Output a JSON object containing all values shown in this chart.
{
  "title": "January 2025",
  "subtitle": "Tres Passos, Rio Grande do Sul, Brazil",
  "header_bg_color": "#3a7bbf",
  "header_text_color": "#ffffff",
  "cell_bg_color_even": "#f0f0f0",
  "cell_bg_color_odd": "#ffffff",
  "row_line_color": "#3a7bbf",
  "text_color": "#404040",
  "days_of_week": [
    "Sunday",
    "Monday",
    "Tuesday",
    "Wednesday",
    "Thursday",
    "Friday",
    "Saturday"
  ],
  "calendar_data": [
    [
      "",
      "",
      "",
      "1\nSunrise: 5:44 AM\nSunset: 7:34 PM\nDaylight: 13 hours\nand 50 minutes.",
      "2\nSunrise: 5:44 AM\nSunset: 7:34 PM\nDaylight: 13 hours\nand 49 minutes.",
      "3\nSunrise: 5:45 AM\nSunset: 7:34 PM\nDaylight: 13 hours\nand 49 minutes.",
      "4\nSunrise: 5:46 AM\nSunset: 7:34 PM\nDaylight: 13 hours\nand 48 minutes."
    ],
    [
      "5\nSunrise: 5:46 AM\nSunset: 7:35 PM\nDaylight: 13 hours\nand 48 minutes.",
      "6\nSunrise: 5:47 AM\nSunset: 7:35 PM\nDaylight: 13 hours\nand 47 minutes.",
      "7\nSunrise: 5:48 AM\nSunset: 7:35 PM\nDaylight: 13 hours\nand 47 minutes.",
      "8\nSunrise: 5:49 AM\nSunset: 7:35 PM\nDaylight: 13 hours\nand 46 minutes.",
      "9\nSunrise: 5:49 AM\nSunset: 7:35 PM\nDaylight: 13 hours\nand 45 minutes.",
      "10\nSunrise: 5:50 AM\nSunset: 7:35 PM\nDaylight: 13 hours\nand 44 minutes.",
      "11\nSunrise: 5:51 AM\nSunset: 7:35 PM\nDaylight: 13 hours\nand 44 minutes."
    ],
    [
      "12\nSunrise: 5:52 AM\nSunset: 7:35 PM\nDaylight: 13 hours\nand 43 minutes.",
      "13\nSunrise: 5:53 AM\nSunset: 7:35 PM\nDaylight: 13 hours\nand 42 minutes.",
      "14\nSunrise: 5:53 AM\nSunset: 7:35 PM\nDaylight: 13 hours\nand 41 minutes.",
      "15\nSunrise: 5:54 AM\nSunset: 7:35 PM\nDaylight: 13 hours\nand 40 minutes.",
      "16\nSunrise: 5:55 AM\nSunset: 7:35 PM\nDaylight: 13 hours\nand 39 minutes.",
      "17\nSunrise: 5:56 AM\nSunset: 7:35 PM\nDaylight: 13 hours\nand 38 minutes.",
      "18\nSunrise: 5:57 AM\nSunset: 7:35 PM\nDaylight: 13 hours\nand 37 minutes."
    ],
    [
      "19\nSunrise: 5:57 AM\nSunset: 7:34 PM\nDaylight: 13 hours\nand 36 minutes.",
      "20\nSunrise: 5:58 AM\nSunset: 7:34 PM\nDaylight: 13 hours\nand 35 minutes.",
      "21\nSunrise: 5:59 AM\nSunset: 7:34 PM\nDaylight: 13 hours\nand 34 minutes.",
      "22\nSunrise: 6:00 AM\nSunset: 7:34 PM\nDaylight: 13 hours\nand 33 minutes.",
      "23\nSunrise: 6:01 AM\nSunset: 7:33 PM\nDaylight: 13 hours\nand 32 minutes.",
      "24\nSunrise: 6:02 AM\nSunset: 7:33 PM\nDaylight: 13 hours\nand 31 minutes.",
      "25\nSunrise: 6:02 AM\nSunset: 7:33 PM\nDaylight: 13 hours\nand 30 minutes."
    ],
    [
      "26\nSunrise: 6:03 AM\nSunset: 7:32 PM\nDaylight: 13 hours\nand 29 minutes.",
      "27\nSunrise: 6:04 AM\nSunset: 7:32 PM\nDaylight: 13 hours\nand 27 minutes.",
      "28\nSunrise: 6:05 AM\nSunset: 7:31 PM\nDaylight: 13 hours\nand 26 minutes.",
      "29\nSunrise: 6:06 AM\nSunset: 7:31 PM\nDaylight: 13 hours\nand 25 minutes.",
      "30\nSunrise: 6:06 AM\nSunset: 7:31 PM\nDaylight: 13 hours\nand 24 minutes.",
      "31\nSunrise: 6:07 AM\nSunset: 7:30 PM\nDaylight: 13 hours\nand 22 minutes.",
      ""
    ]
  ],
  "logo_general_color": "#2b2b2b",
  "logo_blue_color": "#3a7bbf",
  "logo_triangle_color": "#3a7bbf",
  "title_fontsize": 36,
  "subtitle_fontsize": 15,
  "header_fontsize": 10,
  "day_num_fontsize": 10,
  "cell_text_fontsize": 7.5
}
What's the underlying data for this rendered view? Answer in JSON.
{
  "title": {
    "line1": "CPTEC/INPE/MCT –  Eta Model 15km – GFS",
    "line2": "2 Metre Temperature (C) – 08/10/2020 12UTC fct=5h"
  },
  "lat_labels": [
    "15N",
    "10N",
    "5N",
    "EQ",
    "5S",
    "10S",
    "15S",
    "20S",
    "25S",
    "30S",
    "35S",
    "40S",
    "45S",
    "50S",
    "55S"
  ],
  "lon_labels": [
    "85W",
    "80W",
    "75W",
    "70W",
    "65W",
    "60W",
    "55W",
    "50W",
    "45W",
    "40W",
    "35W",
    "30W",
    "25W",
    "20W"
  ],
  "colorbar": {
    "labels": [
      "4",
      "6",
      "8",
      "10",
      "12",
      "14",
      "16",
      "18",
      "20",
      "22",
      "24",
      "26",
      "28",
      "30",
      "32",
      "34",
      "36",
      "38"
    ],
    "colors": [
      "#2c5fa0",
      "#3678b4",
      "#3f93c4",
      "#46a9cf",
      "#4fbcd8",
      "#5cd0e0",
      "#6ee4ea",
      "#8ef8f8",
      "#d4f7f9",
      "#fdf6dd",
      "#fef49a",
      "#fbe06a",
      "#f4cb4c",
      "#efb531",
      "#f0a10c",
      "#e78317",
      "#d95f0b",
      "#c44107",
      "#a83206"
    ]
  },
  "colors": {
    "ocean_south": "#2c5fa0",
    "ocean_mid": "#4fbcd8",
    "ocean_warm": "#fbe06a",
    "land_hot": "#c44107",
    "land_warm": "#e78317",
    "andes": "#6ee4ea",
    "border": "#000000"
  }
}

Your objective - Extract the full set of entries word for word.

The output -
Output a JSON object containing all values shown in this chart.
{
  "title": "January 2025",
  "subtitle": "Tres Passos, Rio Grande do Sul, Brazil",
  "header_bg_color": "#3a7bbf",
  "header_text_color": "#ffffff",
  "cell_bg_color_even": "#f0f0f0",
  "cell_bg_color_odd": "#ffffff",
  "row_line_color": "#3a7bbf",
  "text_color": "#404040",
  "days_of_week": [
    "Sunday",
    "Monday",
    "Tuesday",
    "Wednesday",
    "Thursday",
    "Friday",
    "Saturday"
  ],
  "calendar_data": [
    [
      "",
      "",
      "",
      "1\nSunrise: 5:44 AM\nSunset: 7:34 PM\nDaylight: 13 hours\nand 50 minutes.",
      "2\nSunrise: 5:44 AM\nSunset: 7:34 PM\nDaylight: 13 hours\nand 49 minutes.",
      "3\nSunrise: 5:45 AM\nSunset: 7:34 PM\nDaylight: 13 hours\nand 49 minutes.",
      "4\nSunrise: 5:46 AM\nSunset: 7:34 PM\nDaylight: 13 hours\nand 48 minutes."
    ],
    [
      "5\nSunrise: 5:46 AM\nSunset: 7:35 PM\nDaylight: 13 hours\nand 48 minutes.",
      "6\nSunrise: 5:47 AM\nSunset: 7:35 PM\nDaylight: 13 hours\nand 47 minutes.",
      "7\nSunrise: 5:48 AM\nSunset: 7:35 PM\nDaylight: 13 hours\nand 47 minutes.",
      "8\nSunrise: 5:49 AM\nSunset: 7:35 PM\nDaylight: 13 hours\nand 46 minutes.",
      "9\nSunrise: 5:49 AM\nSunset: 7:35 PM\nDaylight: 13 hours\nand 45 minutes.",
      "10\nSunrise: 5:50 AM\nSunset: 7:35 PM\nDaylight: 13 hours\nand 44 minutes.",
      "11\nSunrise: 5:51 AM\nSunset: 7:35 PM\nDaylight: 13 hours\nand 44 minutes."
    ],
    [
      "12\nSunrise: 5:52 AM\nSunset: 7:35 PM\nDaylight: 13 hours\nand 43 minutes.",
      "13\nSunrise: 5:53 AM\nSunset: 7:35 PM\nDaylight: 13 hours\nand 42 minutes.",
      "14\nSunrise: 5:53 AM\nSunset: 7:35 PM\nDaylight: 13 hours\nand 41 minutes.",
      "15\nSunrise: 5:54 AM\nSunset: 7:35 PM\nDaylight: 13 hours\nand 40 minutes.",
      "16\nSunrise: 5:55 AM\nSunset: 7:35 PM\nDaylight: 13 hours\nand 39 minutes.",
      "17\nSunrise: 5:56 AM\nSunset: 7:35 PM\nDaylight: 13 hours\nand 38 minutes.",
      "18\nSunrise: 5:57 AM\nSunset: 7:35 PM\nDaylight: 13 hours\nand 37 minutes."
    ],
    [
      "19\nSunrise: 5:57 AM\nSunset: 7:34 PM\nDaylight: 13 hours\nand 36 minutes.",
      "20\nSunrise: 5:58 AM\nSunset: 7:34 PM\nDaylight: 13 hours\nand 35 minutes.",
      "21\nSunrise: 5:59 AM\nSunset: 7:34 PM\nDaylight: 13 hours\nand 34 minutes.",
      "22\nSunrise: 6:00 AM\nSunset: 7:34 PM\nDaylight: 13 hours\nand 33 minutes.",
      "23\nSunrise: 6:01 AM\nSunset: 7:33 PM\nDaylight: 13 hours\nand 32 minutes.",
      "24\nSunrise: 6:02 AM\nSunset: 7:33 PM\nDaylight: 13 hours\nand 31 minutes.",
      "25\nSunrise: 6:02 AM\nSunset: 7:33 PM\nDaylight: 13 hours\nand 30 minutes."
    ],
    [
      "26\nSunrise: 6:03 AM\nSunset: 7:32 PM\nDaylight: 13 hours\nand 29 minutes.",
      "27\nSunrise: 6:04 AM\nSunset: 7:32 PM\nDaylight: 13 hours\nand 27 minutes.",
      "28\nSunrise: 6:05 AM\nSunset: 7:31 PM\nDaylight: 13 hours\nand 26 minutes.",
      "29\nSunrise: 6:06 AM\nSunset: 7:31 PM\nDaylight: 13 hours\nand 25 minutes.",
      "30\nSunrise: 6:06 AM\nSunset: 7:31 PM\nDaylight: 13 hours\nand 24 minutes.",
      "31\nSunrise: 6:07 AM\nSunset: 7:30 PM\nDaylight: 13 hours\nand 22 minutes.",
      ""
    ]
  ],
  "logo_general_color": "#2b2b2b",
  "logo_blue_color": "#3a7bbf",
  "logo_triangle_color": "#3a7bbf",
  "title_fontsize": 36,
  "subtitle_fontsize": 15,
  "header_fontsize": 10,
  "day_num_fontsize": 10,
  "cell_text_fontsize": 7.5
}
What's the underlying data for this rendered view? Answer in JSON.
{
  "title": {
    "line1": "CPTEC/INPE/MCT –  Eta Model 15km – GFS",
    "line2": "2 Metre Temperature (C) – 08/10/2020 12UTC fct=5h"
  },
  "lat_labels": [
    "15N",
    "10N",
    "5N",
    "EQ",
    "5S",
    "10S",
    "15S",
    "20S",
    "25S",
    "30S",
    "35S",
    "40S",
    "45S",
    "50S",
    "55S"
  ],
  "lon_labels": [
    "85W",
    "80W",
    "75W",
    "70W",
    "65W",
    "60W",
    "55W",
    "50W",
    "45W",
    "40W",
    "35W",
    "30W",
    "25W",
    "20W"
  ],
  "colorbar": {
    "labels": [
      "4",
      "6",
      "8",
      "10",
      "12",
      "14",
      "16",
      "18",
      "20",
      "22",
      "24",
      "26",
      "28",
      "30",
      "32",
      "34",
      "36",
      "38"
    ],
    "colors": [
      "#2c5fa0",
      "#3678b4",
      "#3f93c4",
      "#46a9cf",
      "#4fbcd8",
      "#5cd0e0",
      "#6ee4ea",
      "#8ef8f8",
      "#d4f7f9",
      "#fdf6dd",
      "#fef49a",
      "#fbe06a",
      "#f4cb4c",
      "#efb531",
      "#f0a10c",
      "#e78317",
      "#d95f0b",
      "#c44107",
      "#a83206"
    ]
  },
  "colors": {
    "ocean_south": "#2c5fa0",
    "ocean_mid": "#4fbcd8",
    "ocean_warm": "#fbe06a",
    "land_hot": "#c44107",
    "land_warm": "#e78317",
    "andes": "#6ee4ea",
    "border": "#000000"
  }
}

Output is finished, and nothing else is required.